*Stated exercise:* Go through the entries below and pick out every line with "ввода".

*Given records:*

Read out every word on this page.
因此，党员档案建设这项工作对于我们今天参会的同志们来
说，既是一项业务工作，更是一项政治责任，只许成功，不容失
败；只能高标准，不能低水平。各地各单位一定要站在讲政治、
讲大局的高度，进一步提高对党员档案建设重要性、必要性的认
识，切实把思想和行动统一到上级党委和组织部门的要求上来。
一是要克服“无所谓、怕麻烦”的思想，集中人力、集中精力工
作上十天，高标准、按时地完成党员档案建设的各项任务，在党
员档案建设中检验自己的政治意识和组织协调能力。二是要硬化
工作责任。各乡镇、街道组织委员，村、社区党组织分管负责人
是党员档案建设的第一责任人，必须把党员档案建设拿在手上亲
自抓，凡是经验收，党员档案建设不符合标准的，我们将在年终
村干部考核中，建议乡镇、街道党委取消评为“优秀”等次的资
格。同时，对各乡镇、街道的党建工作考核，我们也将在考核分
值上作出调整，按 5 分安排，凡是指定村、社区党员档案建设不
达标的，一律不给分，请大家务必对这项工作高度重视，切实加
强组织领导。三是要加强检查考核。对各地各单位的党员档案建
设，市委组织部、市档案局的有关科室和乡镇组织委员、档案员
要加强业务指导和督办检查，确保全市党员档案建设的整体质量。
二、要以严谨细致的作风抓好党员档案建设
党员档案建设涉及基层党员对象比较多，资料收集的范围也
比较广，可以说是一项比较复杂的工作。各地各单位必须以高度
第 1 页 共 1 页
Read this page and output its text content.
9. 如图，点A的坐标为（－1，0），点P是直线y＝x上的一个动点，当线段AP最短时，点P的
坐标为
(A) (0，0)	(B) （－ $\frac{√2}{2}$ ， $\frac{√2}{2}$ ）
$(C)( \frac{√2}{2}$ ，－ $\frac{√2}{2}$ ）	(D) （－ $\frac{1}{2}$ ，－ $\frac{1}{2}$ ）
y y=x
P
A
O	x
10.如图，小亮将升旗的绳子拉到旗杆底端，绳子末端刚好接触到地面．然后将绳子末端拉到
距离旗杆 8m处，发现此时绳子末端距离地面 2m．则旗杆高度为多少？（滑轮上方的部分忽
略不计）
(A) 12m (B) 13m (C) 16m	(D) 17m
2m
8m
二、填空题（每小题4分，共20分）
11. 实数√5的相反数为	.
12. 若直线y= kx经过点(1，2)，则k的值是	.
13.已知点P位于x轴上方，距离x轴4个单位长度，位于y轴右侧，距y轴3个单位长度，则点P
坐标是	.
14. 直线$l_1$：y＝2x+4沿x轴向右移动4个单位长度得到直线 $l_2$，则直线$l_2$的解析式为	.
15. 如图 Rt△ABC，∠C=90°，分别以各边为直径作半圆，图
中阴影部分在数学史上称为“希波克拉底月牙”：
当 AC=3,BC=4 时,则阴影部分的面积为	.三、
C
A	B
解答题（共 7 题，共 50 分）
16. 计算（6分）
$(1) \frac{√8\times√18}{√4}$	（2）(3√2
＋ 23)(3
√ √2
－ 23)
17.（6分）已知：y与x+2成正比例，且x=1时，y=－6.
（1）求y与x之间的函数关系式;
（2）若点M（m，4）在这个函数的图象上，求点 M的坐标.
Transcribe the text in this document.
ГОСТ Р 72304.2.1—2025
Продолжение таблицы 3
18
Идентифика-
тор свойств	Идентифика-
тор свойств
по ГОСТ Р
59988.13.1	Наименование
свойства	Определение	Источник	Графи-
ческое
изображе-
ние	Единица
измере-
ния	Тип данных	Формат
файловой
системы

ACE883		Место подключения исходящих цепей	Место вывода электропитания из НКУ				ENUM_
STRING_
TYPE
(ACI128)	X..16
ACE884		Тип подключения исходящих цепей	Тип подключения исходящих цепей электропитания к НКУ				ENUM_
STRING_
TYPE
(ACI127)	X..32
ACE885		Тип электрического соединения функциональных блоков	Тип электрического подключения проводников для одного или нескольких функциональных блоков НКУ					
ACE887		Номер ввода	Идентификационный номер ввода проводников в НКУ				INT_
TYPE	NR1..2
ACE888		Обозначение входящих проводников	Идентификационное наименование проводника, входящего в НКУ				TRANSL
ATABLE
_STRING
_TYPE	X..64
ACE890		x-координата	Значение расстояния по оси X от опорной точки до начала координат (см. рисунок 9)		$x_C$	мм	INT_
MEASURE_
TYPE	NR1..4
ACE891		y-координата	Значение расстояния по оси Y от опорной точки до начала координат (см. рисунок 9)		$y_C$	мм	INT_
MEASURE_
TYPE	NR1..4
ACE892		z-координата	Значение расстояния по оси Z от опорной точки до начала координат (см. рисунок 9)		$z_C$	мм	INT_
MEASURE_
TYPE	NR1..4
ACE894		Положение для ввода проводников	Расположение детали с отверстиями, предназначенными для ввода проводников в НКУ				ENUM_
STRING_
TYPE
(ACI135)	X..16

*Correct response:*
ACE887		Номер ввода	Идентификационный номер ввода проводников в НКУ				INT_
ACE894		Положение для ввода проводников	Расположение детали с отверстиями, предназначенными для ввода проводников в НКУ				ENUM_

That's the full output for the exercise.